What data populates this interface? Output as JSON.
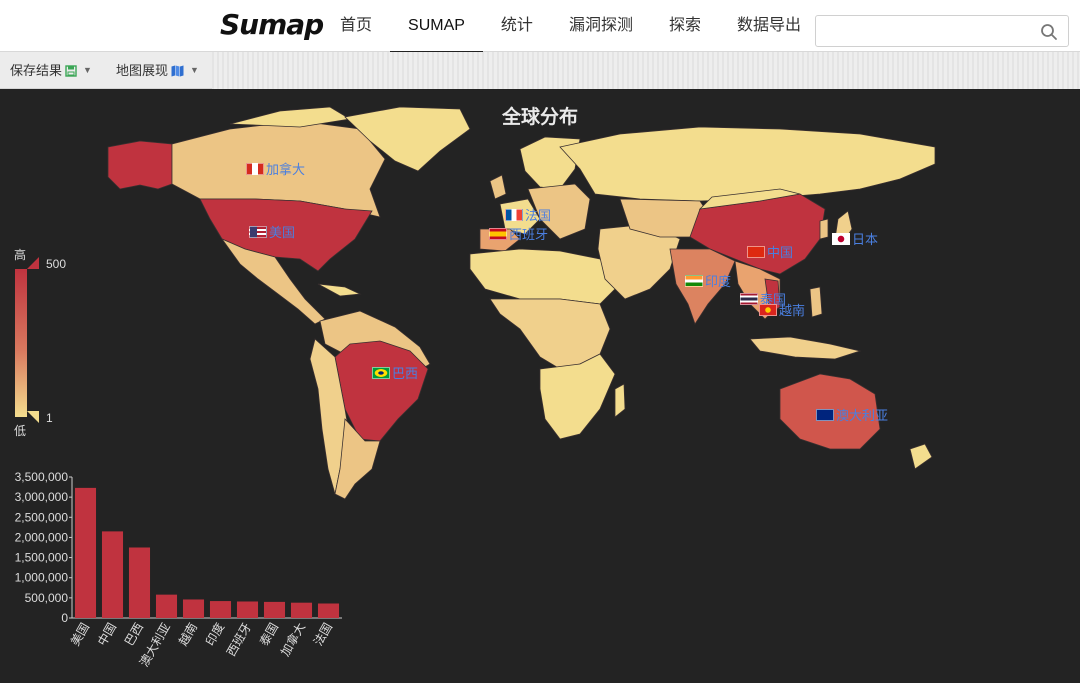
{
  "header": {
    "logo": "Sumap",
    "nav": [
      {
        "label": "首页",
        "active": false
      },
      {
        "label": "SUMAP",
        "active": true
      },
      {
        "label": "统计",
        "active": false
      },
      {
        "label": "漏洞探测",
        "active": false
      },
      {
        "label": "探索",
        "active": false
      },
      {
        "label": "数据导出",
        "active": false
      }
    ],
    "search": {
      "value": "",
      "placeholder": "",
      "icon": "search-icon"
    }
  },
  "toolbar": {
    "save_label": "保存结果",
    "save_icon": "save-icon",
    "view_label": "地图展现",
    "view_icon": "map-icon"
  },
  "map": {
    "title": "全球分布",
    "legend": {
      "high_label": "高",
      "low_label": "低",
      "max": "500",
      "min": "1"
    },
    "labels": [
      {
        "country": "加拿大",
        "flag": "canada"
      },
      {
        "country": "美国",
        "flag": "usa"
      },
      {
        "country": "法国",
        "flag": "france"
      },
      {
        "country": "西班牙",
        "flag": "spain"
      },
      {
        "country": "中国",
        "flag": "china"
      },
      {
        "country": "日本",
        "flag": "japan"
      },
      {
        "country": "印度",
        "flag": "india"
      },
      {
        "country": "泰国",
        "flag": "thailand"
      },
      {
        "country": "越南",
        "flag": "vietnam"
      },
      {
        "country": "巴西",
        "flag": "brazil"
      },
      {
        "country": "澳大利亚",
        "flag": "australia"
      }
    ],
    "colors": {
      "high": "#c0333f",
      "mid": "#dc8360",
      "low": "#f3dd8e",
      "background": "#232323"
    }
  },
  "chart_data": {
    "type": "bar",
    "categories": [
      "美国",
      "中国",
      "巴西",
      "澳大利亚",
      "越南",
      "印度",
      "西班牙",
      "泰国",
      "加拿大",
      "法国"
    ],
    "values": [
      3230000,
      2150000,
      1750000,
      580000,
      460000,
      420000,
      410000,
      400000,
      380000,
      360000
    ],
    "y_ticks": [
      "0",
      "500,000",
      "1,000,000",
      "1,500,000",
      "2,000,000",
      "2,500,000",
      "3,000,000",
      "3,500,000"
    ],
    "ylim": [
      0,
      3500000
    ],
    "color": "#c0333f",
    "grid": false
  }
}
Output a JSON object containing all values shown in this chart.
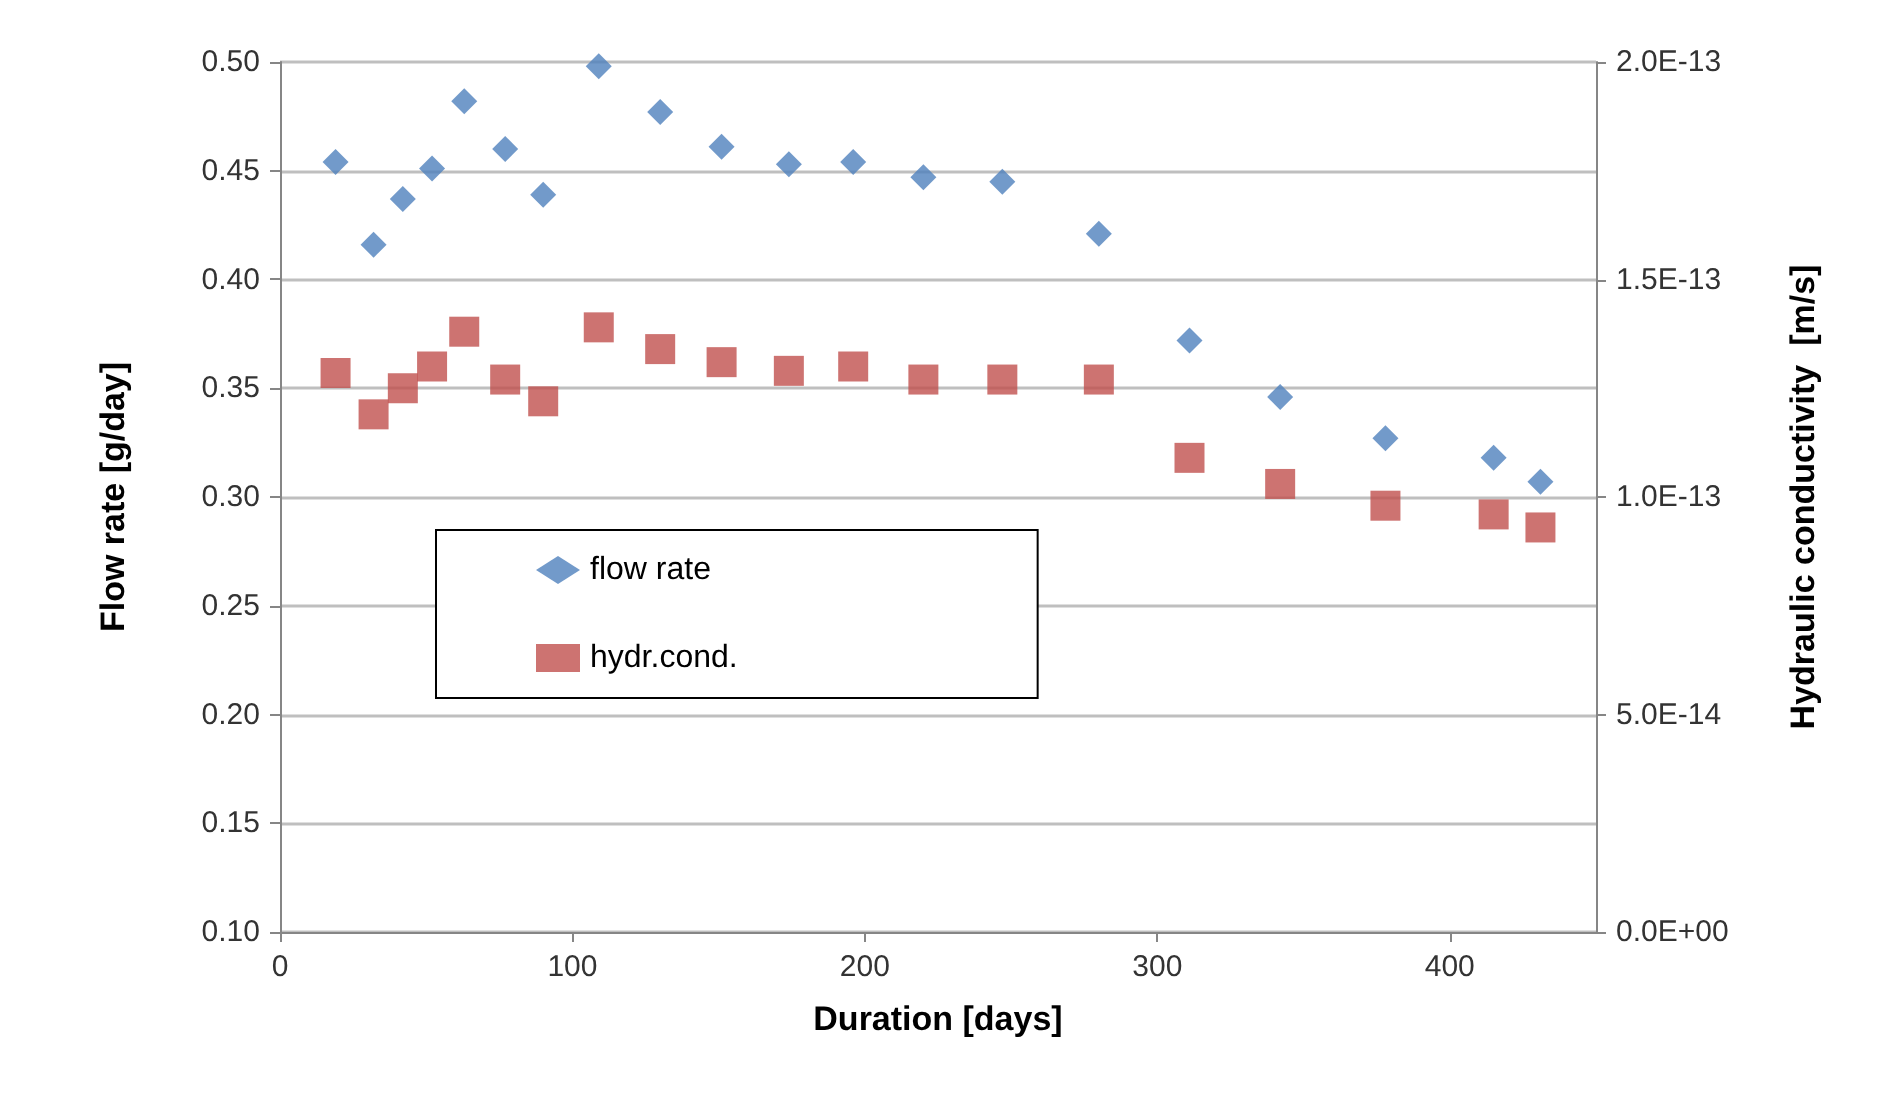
{
  "chart_data": {
    "type": "scatter",
    "xlabel": "Duration [days]",
    "ylabel": "Flow rate [g/day]",
    "y2label": "Hydraulic conductivity  [m/s]",
    "x": [
      19,
      32,
      42,
      52,
      63,
      77,
      90,
      109,
      130,
      151,
      174,
      196,
      220,
      247,
      280,
      311,
      342,
      378,
      415,
      431
    ],
    "series": [
      {
        "name": "flow rate",
        "color": "#4f81bd",
        "marker": "diamond",
        "values": [
          0.454,
          0.416,
          0.437,
          0.451,
          0.482,
          0.46,
          0.439,
          0.498,
          0.477,
          0.461,
          0.453,
          0.454,
          0.447,
          0.445,
          0.421,
          0.372,
          0.346,
          0.327,
          0.318,
          0.307
        ]
      },
      {
        "name": "hydr.cond.",
        "color": "#c0504d",
        "marker": "square",
        "axis": "y2",
        "values": [
          1.285e-13,
          1.19e-13,
          1.25e-13,
          1.3e-13,
          1.38e-13,
          1.27e-13,
          1.22e-13,
          1.39e-13,
          1.34e-13,
          1.31e-13,
          1.29e-13,
          1.3e-13,
          1.27e-13,
          1.27e-13,
          1.27e-13,
          1.09e-13,
          1.03e-13,
          9.8e-14,
          9.6e-14,
          9.3e-14
        ]
      }
    ],
    "xlim": [
      0,
      450
    ],
    "xticks": [
      0,
      100,
      200,
      300,
      400
    ],
    "ylim": [
      0.1,
      0.5
    ],
    "yticks": [
      {
        "value": 0.1,
        "label": "0.10"
      },
      {
        "value": 0.15,
        "label": "0.15"
      },
      {
        "value": 0.2,
        "label": "0.20"
      },
      {
        "value": 0.25,
        "label": "0.25"
      },
      {
        "value": 0.3,
        "label": "0.30"
      },
      {
        "value": 0.35,
        "label": "0.35"
      },
      {
        "value": 0.4,
        "label": "0.40"
      },
      {
        "value": 0.45,
        "label": "0.45"
      },
      {
        "value": 0.5,
        "label": "0.50"
      }
    ],
    "y2lim": [
      0,
      2e-13
    ],
    "y2ticks": [
      {
        "value": 0,
        "label": "0.0E+00"
      },
      {
        "value": 5e-14,
        "label": "5.0E-14"
      },
      {
        "value": 1e-13,
        "label": "1.0E-13"
      },
      {
        "value": 1.5e-13,
        "label": "1.5E-13"
      },
      {
        "value": 2e-13,
        "label": "2.0E-13"
      }
    ],
    "grid": "y",
    "legend": "left"
  }
}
┄┄┄┄┄┄┄┄┄┄
:: EXERCISE GOAL ::
Each line that has the word "country" counts once. How many such lines are in the data? Give the number alone.

:: WORKED ANSWER ::
11